Recorded data »
• • • • • • •

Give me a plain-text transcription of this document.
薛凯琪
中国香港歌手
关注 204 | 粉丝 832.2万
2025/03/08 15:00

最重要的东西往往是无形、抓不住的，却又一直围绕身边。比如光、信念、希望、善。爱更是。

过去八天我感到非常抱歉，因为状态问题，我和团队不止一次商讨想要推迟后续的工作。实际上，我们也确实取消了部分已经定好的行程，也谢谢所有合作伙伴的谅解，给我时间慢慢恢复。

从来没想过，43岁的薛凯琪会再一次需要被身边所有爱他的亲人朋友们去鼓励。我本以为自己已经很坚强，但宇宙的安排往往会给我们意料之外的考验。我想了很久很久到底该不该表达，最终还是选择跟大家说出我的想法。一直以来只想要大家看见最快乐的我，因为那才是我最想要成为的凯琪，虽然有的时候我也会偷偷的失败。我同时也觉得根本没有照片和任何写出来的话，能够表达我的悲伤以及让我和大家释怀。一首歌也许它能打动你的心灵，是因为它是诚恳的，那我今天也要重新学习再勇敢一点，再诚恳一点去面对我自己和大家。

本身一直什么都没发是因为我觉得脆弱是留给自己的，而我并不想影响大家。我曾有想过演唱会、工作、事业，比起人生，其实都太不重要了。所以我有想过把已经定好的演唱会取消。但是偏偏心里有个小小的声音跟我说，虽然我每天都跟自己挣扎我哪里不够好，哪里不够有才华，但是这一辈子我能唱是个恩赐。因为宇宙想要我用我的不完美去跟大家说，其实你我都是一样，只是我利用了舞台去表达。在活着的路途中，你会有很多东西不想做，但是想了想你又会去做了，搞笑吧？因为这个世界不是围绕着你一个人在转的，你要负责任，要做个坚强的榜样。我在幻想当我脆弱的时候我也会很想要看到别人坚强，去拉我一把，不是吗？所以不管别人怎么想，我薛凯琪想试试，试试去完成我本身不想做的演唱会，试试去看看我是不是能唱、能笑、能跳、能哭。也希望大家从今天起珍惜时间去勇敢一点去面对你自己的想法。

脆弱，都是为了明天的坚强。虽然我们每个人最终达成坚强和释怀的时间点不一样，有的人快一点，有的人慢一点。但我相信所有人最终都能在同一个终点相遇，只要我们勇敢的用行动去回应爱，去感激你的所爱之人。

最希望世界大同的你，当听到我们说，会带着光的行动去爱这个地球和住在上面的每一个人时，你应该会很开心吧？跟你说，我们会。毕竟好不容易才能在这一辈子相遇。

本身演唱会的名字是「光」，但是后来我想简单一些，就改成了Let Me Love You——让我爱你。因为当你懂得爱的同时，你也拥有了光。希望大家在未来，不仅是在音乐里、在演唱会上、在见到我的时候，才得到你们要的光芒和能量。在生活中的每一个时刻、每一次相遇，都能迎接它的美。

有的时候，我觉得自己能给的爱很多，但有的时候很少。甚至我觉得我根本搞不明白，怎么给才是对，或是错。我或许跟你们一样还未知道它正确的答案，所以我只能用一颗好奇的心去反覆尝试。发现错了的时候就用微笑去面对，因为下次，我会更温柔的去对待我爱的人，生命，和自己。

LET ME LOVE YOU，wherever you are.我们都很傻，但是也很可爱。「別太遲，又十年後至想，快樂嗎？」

• • • • • • •

Write down every line of the data exactly as it appears above.

Exercise response »
Give me a plain-text transcription of this document.
薛凯琪
中国香港歌手
关注 204 | 粉丝 832.2万
2025/03/08 15:00

最重要的东西往往是无形、抓不住的，却又一直围绕身边。比如光、信念、希望、善。爱更是。

过去八天我感到非常抱歉，因为状态问题，我和团队不止一次商讨想要推迟后续的工作。实际上，我们也确实取消了部分已经定好的行程，也谢谢所有合作伙伴的谅解，给我时间慢慢恢复。

从来没想过，43岁的薛凯琪会再一次需要被身边所有爱他的亲人朋友们去鼓励。我本以为自己已经很坚强，但宇宙的安排往往会给我们意料之外的考验。我想了很久很久到底该不该表达，最终还是选择跟大家说出我的想法。一直以来只想要大家看见最快乐的我，因为那才是我最想要成为的凯琪，虽然有的时候我也会偷偷的失败。我同时也觉得根本没有照片和任何写出来的话，能够表达我的悲伤以及让我和大家释怀。一首歌也许它能打动你的心灵，是因为它是诚恳的，那我今天也要重新学习再勇敢一点，再诚恳一点去面对我自己和大家。

本身一直什么都没发是因为我觉得脆弱是留给自己的，而我并不想影响大家。我曾有想过演唱会、工作、事业，比起人生，其实都太不重要了。所以我有想过把已经定好的演唱会取消。但是偏偏心里有个小小的声音跟我说，虽然我每天都跟自己挣扎我哪里不够好，哪里不够有才华，但是这一辈子我能唱是个恩赐。因为宇宙想要我用我的不完美去跟大家说，其实你我都是一样，只是我利用了舞台去表达。在活着的路途中，你会有很多东西不想做，但是想了想你又会去做了，搞笑吧？因为这个世界不是围绕着你一个人在转的，你要负责任，要做个坚强的榜样。我在幻想当我脆弱的时候我也会很想要看到别人坚强，去拉我一把，不是吗？所以不管别人怎么想，我薛凯琪想试试，试试去完成我本身不想做的演唱会，试试去看看我是不是能唱、能笑、能跳、能哭。也希望大家从今天起珍惜时间去勇敢一点去面对你自己的想法。

脆弱，都是为了明天的坚强。虽然我们每个人最终达成坚强和释怀的时间点不一样，有的人快一点，有的人慢一点。但我相信所有人最终都能在同一个终点相遇，只要我们勇敢的用行动去回应爱，去感激你的所爱之人。

最希望世界大同的你，当听到我们说，会带着光的行动去爱这个地球和住在上面的每一个人时，你应该会很开心吧？跟你说，我们会。毕竟好不容易才能在这一辈子相遇。

本身演唱会的名字是「光」，但是后来我想简单一些，就改成了Let Me Love You——让我爱你。因为当你懂得爱的同时，你也拥有了光。希望大家在未来，不仅是在音乐里、在演唱会上、在见到我的时候，才得到你们要的光芒和能量。在生活中的每一个时刻、每一次相遇，都能迎接它的美。

有的时候，我觉得自己能给的爱很多，但有的时候很少。甚至我觉得我根本搞不明白，怎么给才是对，或是错。我或许跟你们一样还未知道它正确的答案，所以我只能用一颗好奇的心去反覆尝试。发现错了的时候就用微笑去面对，因为下次，我会更温柔的去对待我爱的人，生命，和自己。

LET ME LOVE YOU，wherever you are.我们都很傻，但是也很可爱。「別太遲，又十年後至想，快樂嗎？」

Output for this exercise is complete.